## EXTRACTED ENTRIES
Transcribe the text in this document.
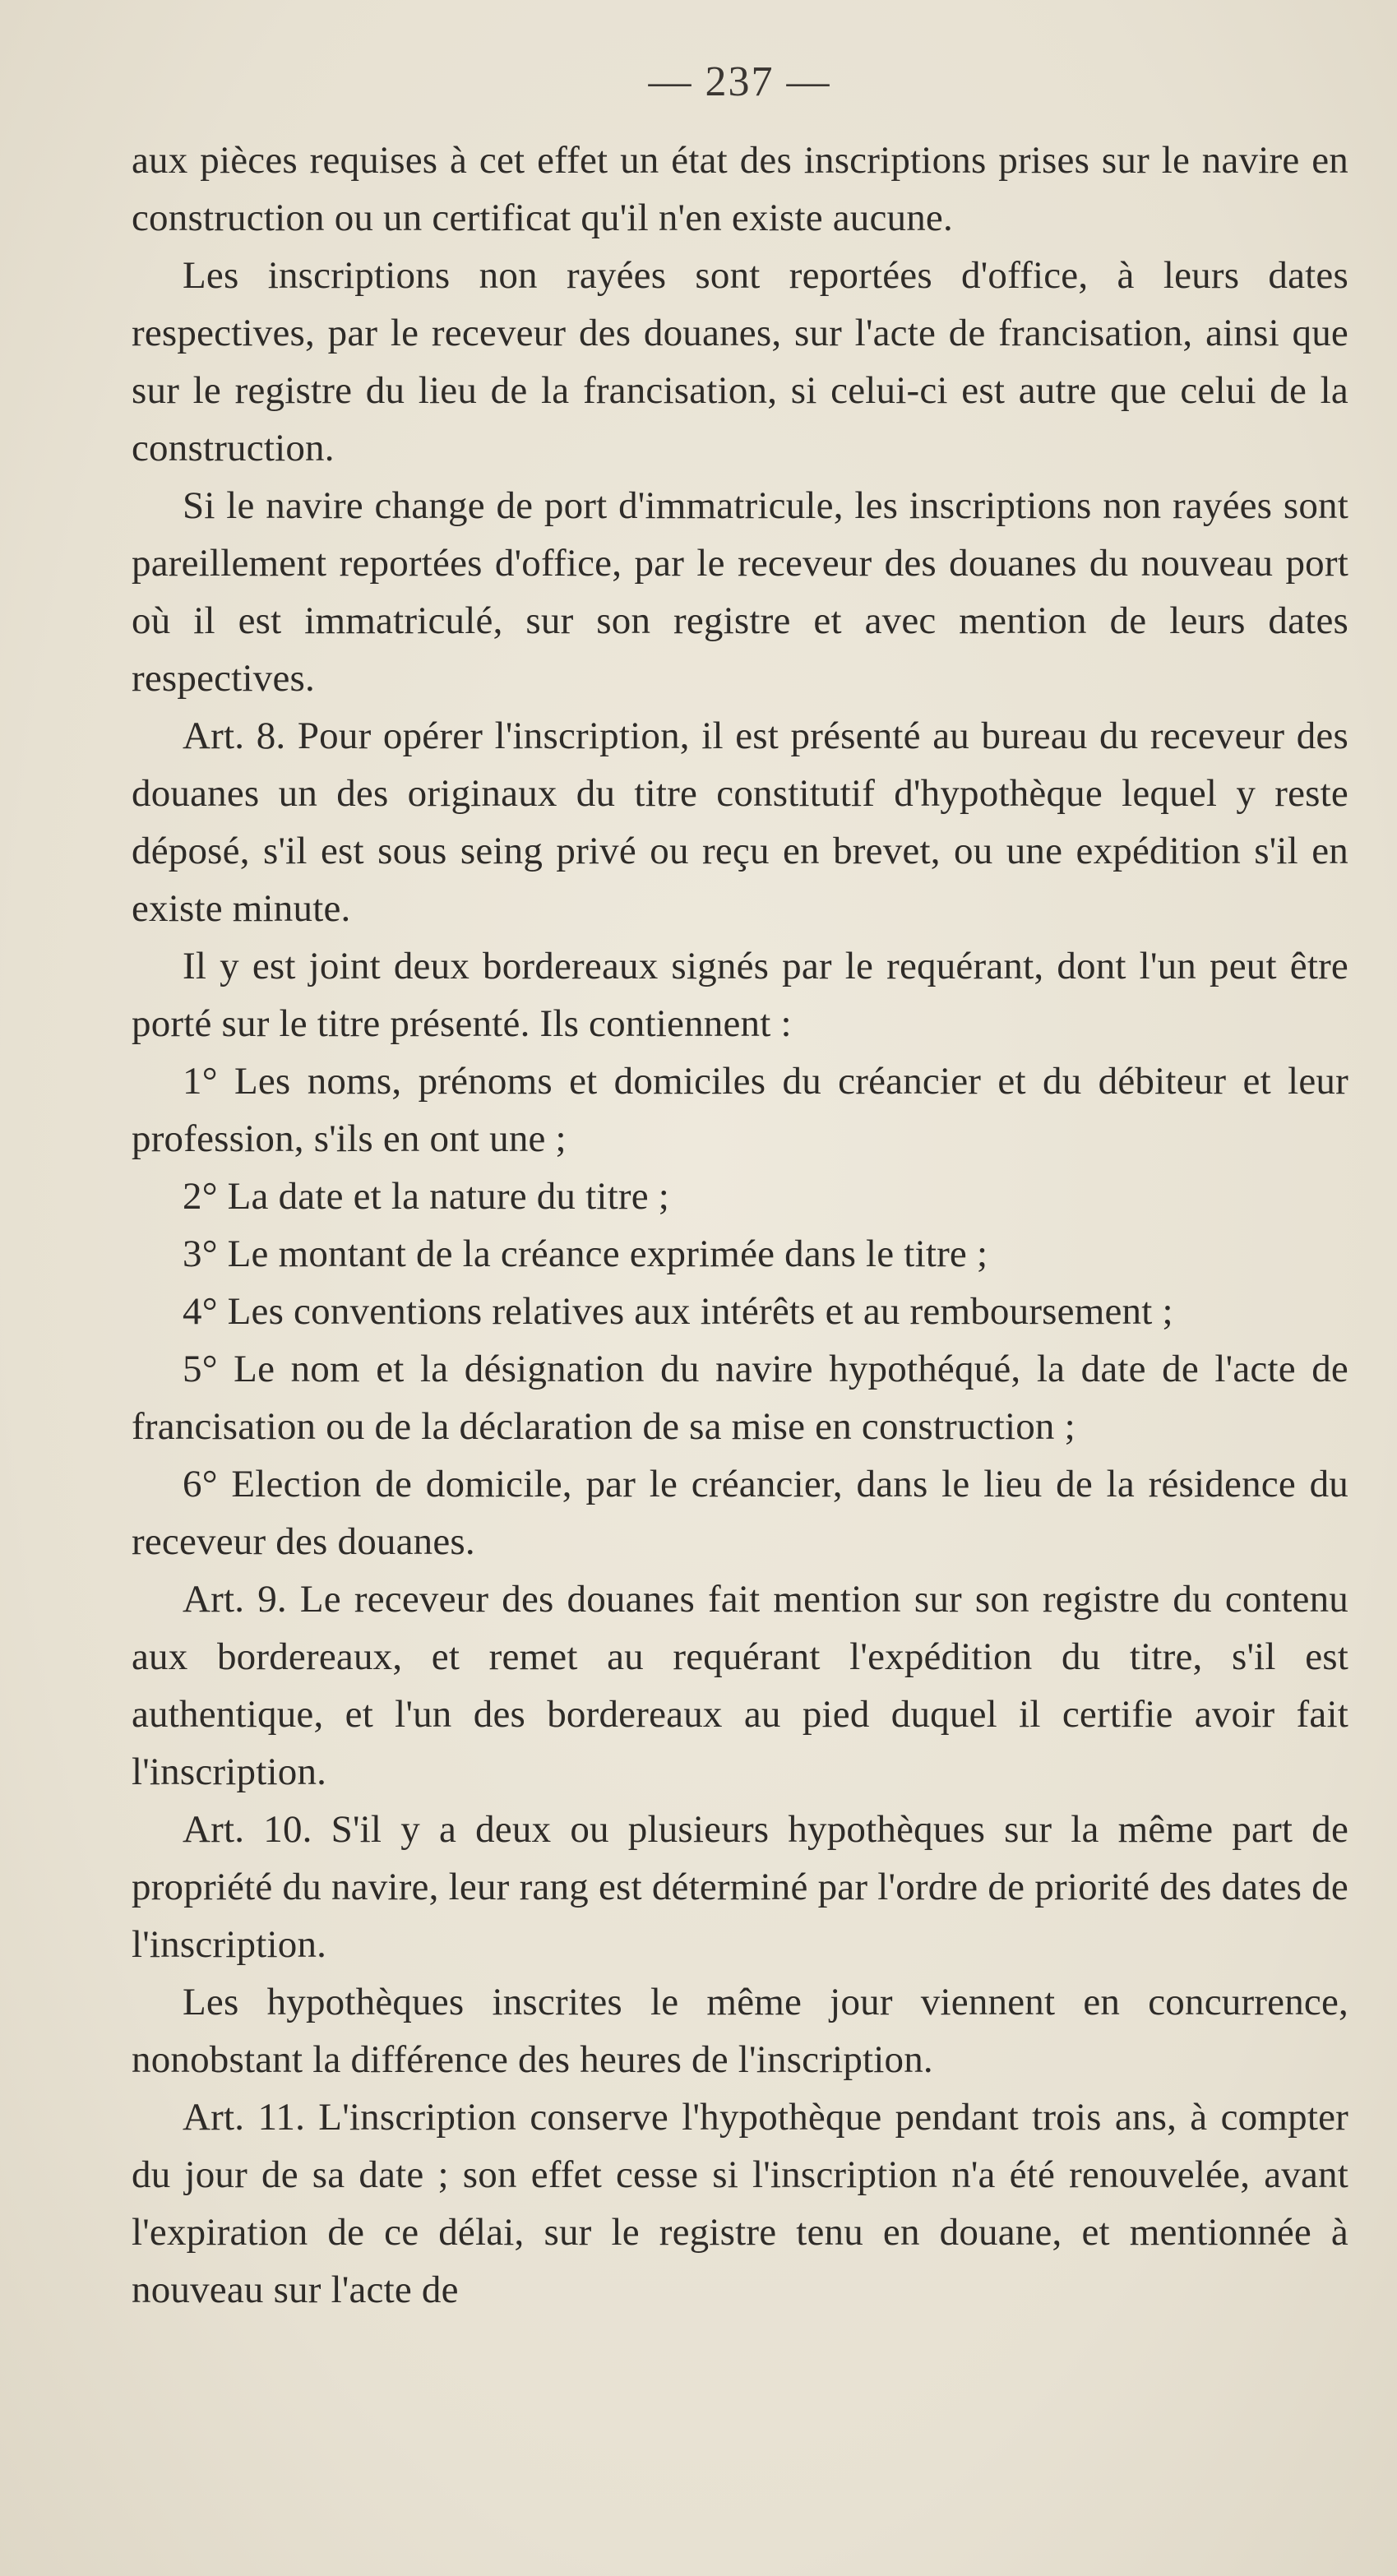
— 237 —

aux pièces requises à cet effet un état des inscriptions prises sur le navire en construction ou un certificat qu'il n'en existe aucune.

Les inscriptions non rayées sont reportées d'office, à leurs dates respectives, par le receveur des douanes, sur l'acte de francisation, ainsi que sur le registre du lieu de la francisation, si celui-ci est autre que celui de la construction.

Si le navire change de port d'immatricule, les inscriptions non rayées sont pareillement reportées d'office, par le receveur des douanes du nouveau port où il est immatriculé, sur son registre et avec mention de leurs dates respectives.

Art. 8. Pour opérer l'inscription, il est présenté au bureau du receveur des douanes un des originaux du titre constitutif d'hypothèque lequel y reste déposé, s'il est sous seing privé ou reçu en brevet, ou une expédition s'il en existe minute.

Il y est joint deux bordereaux signés par le requérant, dont l'un peut être porté sur le titre présenté. Ils contiennent :

1° Les noms, prénoms et domiciles du créancier et du débiteur et leur profession, s'ils en ont une ;

2° La date et la nature du titre ;

3° Le montant de la créance exprimée dans le titre ;

4° Les conventions relatives aux intérêts et au remboursement ;

5° Le nom et la désignation du navire hypothéqué, la date de l'acte de francisation ou de la déclaration de sa mise en construction ;

6° Election de domicile, par le créancier, dans le lieu de la résidence du receveur des douanes.

Art. 9. Le receveur des douanes fait mention sur son registre du contenu aux bordereaux, et remet au requérant l'expédition du titre, s'il est authentique, et l'un des bordereaux au pied duquel il certifie avoir fait l'inscription.

Art. 10. S'il y a deux ou plusieurs hypothèques sur la même part de propriété du navire, leur rang est déterminé par l'ordre de priorité des dates de l'inscription.

Les hypothèques inscrites le même jour viennent en concurrence, nonobstant la différence des heures de l'inscription.

Art. 11. L'inscription conserve l'hypothèque pendant trois ans, à compter du jour de sa date ; son effet cesse si l'inscription n'a été renouvelée, avant l'expiration de ce délai, sur le registre tenu en douane, et mentionnée à nouveau sur l'acte de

## EXERCISE DESCRIPTION
Scan the listing above and copy all lines containing the word "respectives".

## WRITTEN RESPONSE
Les inscriptions non rayées sont reportées d'office, à leurs dates respectives, par le receveur des douanes, sur l'acte de francisation, ainsi que sur le registre du lieu de la francisation, si celui-ci est autre que celui de la construction.
Si le navire change de port d'immatricule, les inscriptions non rayées sont pareillement reportées d'office, par le receveur des douanes du nouveau port où il est immatriculé, sur son registre et avec mention de leurs dates respectives.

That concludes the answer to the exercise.